◆ Data excerpts ◆
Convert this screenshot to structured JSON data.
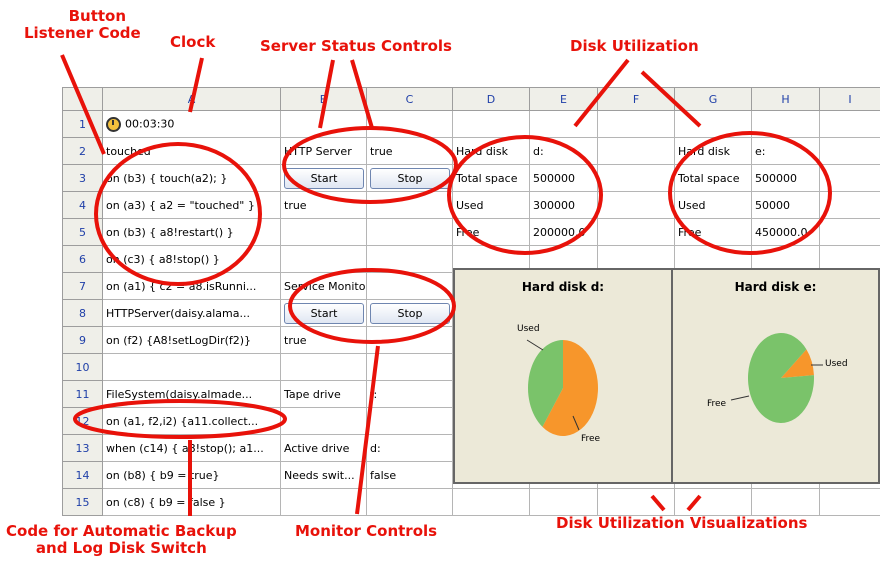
{
  "annotations": {
    "button_listener_line1": "Button",
    "button_listener_line2": "Listener Code",
    "clock": "Clock",
    "server_status": "Server Status Controls",
    "disk_utilization": "Disk Utilization",
    "code_backup_line1": "Code for Automatic Backup",
    "code_backup_line2": "and Log Disk Switch",
    "monitor_controls": "Monitor Controls",
    "disk_viz": "Disk Utilization Visualizations"
  },
  "columns": [
    "A",
    "B",
    "C",
    "D",
    "E",
    "F",
    "G",
    "H",
    "I"
  ],
  "rows": {
    "r1": {
      "num": "1",
      "a": "00:03:30"
    },
    "r2": {
      "num": "2",
      "a": "touched",
      "b": "HTTP Server",
      "c": "true",
      "d": "Hard disk",
      "e": "d:",
      "g": "Hard disk",
      "h": "e:"
    },
    "r3": {
      "num": "3",
      "a": "on (b3) { touch(a2); }",
      "b_btn": "Start",
      "c_btn": "Stop",
      "d": "Total space",
      "e": "500000",
      "g": "Total space",
      "h": "500000"
    },
    "r4": {
      "num": "4",
      "a": "on (a3) { a2 = \"touched\" }",
      "b": "true",
      "d": "Used",
      "e": "300000",
      "g": "Used",
      "h": "50000"
    },
    "r5": {
      "num": "5",
      "a": "on (b3) { a8!restart() }",
      "d": "Free",
      "e": "200000.0",
      "g": "Free",
      "h": "450000.0"
    },
    "r6": {
      "num": "6",
      "a": "on (c3) { a8!stop() }"
    },
    "r7": {
      "num": "7",
      "a": "on (a1) { c2 = a8.isRunni...",
      "b": "Service Monitor"
    },
    "r8": {
      "num": "8",
      "a": "HTTPServer(daisy.alama...",
      "b_btn": "Start",
      "c_btn": "Stop"
    },
    "r9": {
      "num": "9",
      "a": "on (f2) {A8!setLogDir(f2)}",
      "b": "true"
    },
    "r10": {
      "num": "10"
    },
    "r11": {
      "num": "11",
      "a": "FileSystem(daisy.almade...",
      "b": "Tape drive",
      "c": "f:"
    },
    "r12": {
      "num": "12",
      "a": "on (a1, f2,i2) {a11.collect..."
    },
    "r13": {
      "num": "13",
      "a": "when (c14) { a8!stop(); a1...",
      "b": "Active drive",
      "c": "d:"
    },
    "r14": {
      "num": "14",
      "a": "on (b8) { b9 = true}",
      "b": "Needs swit...",
      "c": "false"
    },
    "r15": {
      "num": "15",
      "a": "on (c8) { b9 = false }"
    }
  },
  "charts": {
    "disk_d_title": "Hard disk d:",
    "disk_e_title": "Hard disk e:",
    "used_label": "Used",
    "free_label": "Free",
    "used_color": "#f7962b",
    "free_color": "#7ac36a"
  },
  "chart_data": [
    {
      "type": "pie",
      "title": "Hard disk d:",
      "labels": [
        "Used",
        "Free"
      ],
      "values": [
        300000,
        200000
      ]
    },
    {
      "type": "pie",
      "title": "Hard disk e:",
      "labels": [
        "Used",
        "Free"
      ],
      "values": [
        50000,
        450000
      ]
    }
  ]
}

◆ What you will do ◆
Output the lines above in full and exactly as given, omitting any pictures.

◆ Written response ◆
Convert this screenshot to structured JSON data.
{
  "annotations": {
    "button_listener_line1": "Button",
    "button_listener_line2": "Listener Code",
    "clock": "Clock",
    "server_status": "Server Status Controls",
    "disk_utilization": "Disk Utilization",
    "code_backup_line1": "Code for Automatic Backup",
    "code_backup_line2": "and Log Disk Switch",
    "monitor_controls": "Monitor Controls",
    "disk_viz": "Disk Utilization Visualizations"
  },
  "columns": [
    "A",
    "B",
    "C",
    "D",
    "E",
    "F",
    "G",
    "H",
    "I"
  ],
  "rows": {
    "r1": {
      "num": "1",
      "a": "00:03:30"
    },
    "r2": {
      "num": "2",
      "a": "touched",
      "b": "HTTP Server",
      "c": "true",
      "d": "Hard disk",
      "e": "d:",
      "g": "Hard disk",
      "h": "e:"
    },
    "r3": {
      "num": "3",
      "a": "on (b3) { touch(a2); }",
      "b_btn": "Start",
      "c_btn": "Stop",
      "d": "Total space",
      "e": "500000",
      "g": "Total space",
      "h": "500000"
    },
    "r4": {
      "num": "4",
      "a": "on (a3) { a2 = \"touched\" }",
      "b": "true",
      "d": "Used",
      "e": "300000",
      "g": "Used",
      "h": "50000"
    },
    "r5": {
      "num": "5",
      "a": "on (b3) { a8!restart() }",
      "d": "Free",
      "e": "200000.0",
      "g": "Free",
      "h": "450000.0"
    },
    "r6": {
      "num": "6",
      "a": "on (c3) { a8!stop() }"
    },
    "r7": {
      "num": "7",
      "a": "on (a1) { c2 = a8.isRunni...",
      "b": "Service Monitor"
    },
    "r8": {
      "num": "8",
      "a": "HTTPServer(daisy.alama...",
      "b_btn": "Start",
      "c_btn": "Stop"
    },
    "r9": {
      "num": "9",
      "a": "on (f2) {A8!setLogDir(f2)}",
      "b": "true"
    },
    "r10": {
      "num": "10"
    },
    "r11": {
      "num": "11",
      "a": "FileSystem(daisy.almade...",
      "b": "Tape drive",
      "c": "f:"
    },
    "r12": {
      "num": "12",
      "a": "on (a1, f2,i2) {a11.collect..."
    },
    "r13": {
      "num": "13",
      "a": "when (c14) { a8!stop(); a1...",
      "b": "Active drive",
      "c": "d:"
    },
    "r14": {
      "num": "14",
      "a": "on (b8) { b9 = true}",
      "b": "Needs swit...",
      "c": "false"
    },
    "r15": {
      "num": "15",
      "a": "on (c8) { b9 = false }"
    }
  },
  "charts": {
    "disk_d_title": "Hard disk d:",
    "disk_e_title": "Hard disk e:",
    "used_label": "Used",
    "free_label": "Free",
    "used_color": "#f7962b",
    "free_color": "#7ac36a"
  },
  "chart_data": [
    {
      "type": "pie",
      "title": "Hard disk d:",
      "labels": [
        "Used",
        "Free"
      ],
      "values": [
        300000,
        200000
      ]
    },
    {
      "type": "pie",
      "title": "Hard disk e:",
      "labels": [
        "Used",
        "Free"
      ],
      "values": [
        50000,
        450000
      ]
    }
  ]
}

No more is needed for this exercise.